(Entries with figure data)
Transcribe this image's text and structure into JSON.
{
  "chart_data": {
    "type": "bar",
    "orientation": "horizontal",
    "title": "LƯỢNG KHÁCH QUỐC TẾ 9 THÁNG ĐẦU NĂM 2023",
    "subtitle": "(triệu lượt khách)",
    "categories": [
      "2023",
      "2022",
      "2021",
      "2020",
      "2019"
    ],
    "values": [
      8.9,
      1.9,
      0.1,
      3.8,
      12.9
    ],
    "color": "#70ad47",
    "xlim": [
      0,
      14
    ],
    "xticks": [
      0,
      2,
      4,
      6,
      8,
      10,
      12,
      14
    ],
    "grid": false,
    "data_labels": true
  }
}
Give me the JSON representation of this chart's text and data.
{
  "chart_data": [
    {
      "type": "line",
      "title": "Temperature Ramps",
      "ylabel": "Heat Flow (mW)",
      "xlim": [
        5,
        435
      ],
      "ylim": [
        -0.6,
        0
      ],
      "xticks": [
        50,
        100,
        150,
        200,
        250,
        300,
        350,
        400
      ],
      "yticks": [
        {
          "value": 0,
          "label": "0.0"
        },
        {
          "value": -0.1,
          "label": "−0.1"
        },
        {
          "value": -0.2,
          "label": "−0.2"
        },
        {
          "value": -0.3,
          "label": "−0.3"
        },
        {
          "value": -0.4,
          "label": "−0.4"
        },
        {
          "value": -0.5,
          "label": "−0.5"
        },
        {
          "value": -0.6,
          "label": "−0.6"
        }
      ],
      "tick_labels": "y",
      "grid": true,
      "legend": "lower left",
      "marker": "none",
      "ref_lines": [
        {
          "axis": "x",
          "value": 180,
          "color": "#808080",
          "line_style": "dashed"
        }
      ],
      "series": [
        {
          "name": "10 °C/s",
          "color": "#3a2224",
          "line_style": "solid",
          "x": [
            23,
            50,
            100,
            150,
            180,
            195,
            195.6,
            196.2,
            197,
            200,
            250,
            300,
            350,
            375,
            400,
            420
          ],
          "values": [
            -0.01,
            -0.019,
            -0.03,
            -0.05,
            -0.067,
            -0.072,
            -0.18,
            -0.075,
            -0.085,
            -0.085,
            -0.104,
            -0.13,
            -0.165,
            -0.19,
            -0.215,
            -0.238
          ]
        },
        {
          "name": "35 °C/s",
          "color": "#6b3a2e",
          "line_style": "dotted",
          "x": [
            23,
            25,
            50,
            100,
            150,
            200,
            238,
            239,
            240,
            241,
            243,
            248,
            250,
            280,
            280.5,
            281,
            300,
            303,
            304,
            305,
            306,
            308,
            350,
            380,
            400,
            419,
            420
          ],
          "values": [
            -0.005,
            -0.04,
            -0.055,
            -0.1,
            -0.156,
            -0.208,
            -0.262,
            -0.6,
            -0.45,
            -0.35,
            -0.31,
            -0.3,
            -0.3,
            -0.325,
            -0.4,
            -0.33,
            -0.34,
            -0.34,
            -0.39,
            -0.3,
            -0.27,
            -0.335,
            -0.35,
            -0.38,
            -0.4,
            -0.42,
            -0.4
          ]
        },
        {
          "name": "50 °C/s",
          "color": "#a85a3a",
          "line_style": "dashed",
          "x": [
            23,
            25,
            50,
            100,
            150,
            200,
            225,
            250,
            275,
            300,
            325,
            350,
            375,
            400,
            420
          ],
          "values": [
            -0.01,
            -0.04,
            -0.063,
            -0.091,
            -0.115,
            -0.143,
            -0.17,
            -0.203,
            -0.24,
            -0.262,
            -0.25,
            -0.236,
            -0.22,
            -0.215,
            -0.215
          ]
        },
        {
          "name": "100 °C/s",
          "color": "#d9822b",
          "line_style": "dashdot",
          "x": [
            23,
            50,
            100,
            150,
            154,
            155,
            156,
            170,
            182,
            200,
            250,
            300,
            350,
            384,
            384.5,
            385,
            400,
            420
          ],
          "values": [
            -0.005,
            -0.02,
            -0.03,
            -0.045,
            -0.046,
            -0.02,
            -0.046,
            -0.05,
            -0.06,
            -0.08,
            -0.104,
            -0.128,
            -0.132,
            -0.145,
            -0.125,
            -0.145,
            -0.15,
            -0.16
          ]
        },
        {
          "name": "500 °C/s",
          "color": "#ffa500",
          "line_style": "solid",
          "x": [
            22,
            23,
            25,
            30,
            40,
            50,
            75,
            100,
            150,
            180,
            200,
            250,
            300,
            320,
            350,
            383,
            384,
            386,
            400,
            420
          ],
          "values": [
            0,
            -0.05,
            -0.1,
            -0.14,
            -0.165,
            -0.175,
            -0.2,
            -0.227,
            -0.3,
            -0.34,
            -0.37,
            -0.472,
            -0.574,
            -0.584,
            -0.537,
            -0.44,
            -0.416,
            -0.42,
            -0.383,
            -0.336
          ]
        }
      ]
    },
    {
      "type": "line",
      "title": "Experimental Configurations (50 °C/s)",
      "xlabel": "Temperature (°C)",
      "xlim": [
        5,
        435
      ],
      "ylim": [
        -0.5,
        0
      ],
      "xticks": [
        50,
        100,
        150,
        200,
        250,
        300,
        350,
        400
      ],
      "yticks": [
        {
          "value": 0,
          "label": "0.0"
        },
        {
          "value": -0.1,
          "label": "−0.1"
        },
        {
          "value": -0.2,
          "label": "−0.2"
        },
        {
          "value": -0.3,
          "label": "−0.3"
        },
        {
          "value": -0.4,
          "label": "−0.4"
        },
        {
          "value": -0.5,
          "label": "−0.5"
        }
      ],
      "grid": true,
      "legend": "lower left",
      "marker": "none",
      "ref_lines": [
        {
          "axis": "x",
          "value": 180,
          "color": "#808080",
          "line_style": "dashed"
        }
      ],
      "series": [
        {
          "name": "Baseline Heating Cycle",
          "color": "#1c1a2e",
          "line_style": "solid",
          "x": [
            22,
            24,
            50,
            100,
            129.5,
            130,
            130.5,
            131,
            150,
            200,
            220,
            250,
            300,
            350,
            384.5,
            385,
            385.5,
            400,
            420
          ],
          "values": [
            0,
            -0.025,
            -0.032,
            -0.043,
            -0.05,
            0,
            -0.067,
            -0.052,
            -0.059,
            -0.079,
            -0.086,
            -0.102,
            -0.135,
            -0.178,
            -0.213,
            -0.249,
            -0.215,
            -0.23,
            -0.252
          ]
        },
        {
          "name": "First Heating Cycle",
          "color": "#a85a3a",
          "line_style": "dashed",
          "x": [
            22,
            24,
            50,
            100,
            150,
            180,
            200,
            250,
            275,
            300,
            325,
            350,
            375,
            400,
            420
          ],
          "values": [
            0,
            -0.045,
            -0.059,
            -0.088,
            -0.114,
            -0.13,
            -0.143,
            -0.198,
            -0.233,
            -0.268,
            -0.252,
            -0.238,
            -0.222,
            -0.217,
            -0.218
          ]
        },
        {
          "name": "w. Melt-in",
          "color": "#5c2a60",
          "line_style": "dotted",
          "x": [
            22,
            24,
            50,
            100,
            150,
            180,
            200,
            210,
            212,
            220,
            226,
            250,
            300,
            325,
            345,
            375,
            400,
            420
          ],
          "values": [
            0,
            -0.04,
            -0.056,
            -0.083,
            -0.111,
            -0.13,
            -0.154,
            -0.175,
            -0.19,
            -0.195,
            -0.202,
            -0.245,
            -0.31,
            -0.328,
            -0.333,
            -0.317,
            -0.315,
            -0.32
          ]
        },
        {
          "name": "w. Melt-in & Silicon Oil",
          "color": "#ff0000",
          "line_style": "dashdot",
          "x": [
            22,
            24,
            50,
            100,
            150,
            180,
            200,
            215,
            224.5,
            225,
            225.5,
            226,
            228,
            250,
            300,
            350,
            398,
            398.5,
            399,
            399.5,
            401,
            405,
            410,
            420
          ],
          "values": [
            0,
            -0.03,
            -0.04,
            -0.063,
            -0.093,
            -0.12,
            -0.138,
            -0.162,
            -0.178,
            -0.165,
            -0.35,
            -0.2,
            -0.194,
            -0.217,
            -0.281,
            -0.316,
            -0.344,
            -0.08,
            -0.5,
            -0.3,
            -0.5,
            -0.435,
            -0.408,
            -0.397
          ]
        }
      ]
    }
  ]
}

**Aim**
Tally the lines containing "Temperature". Provide the number without any other words.

**Correct response**
2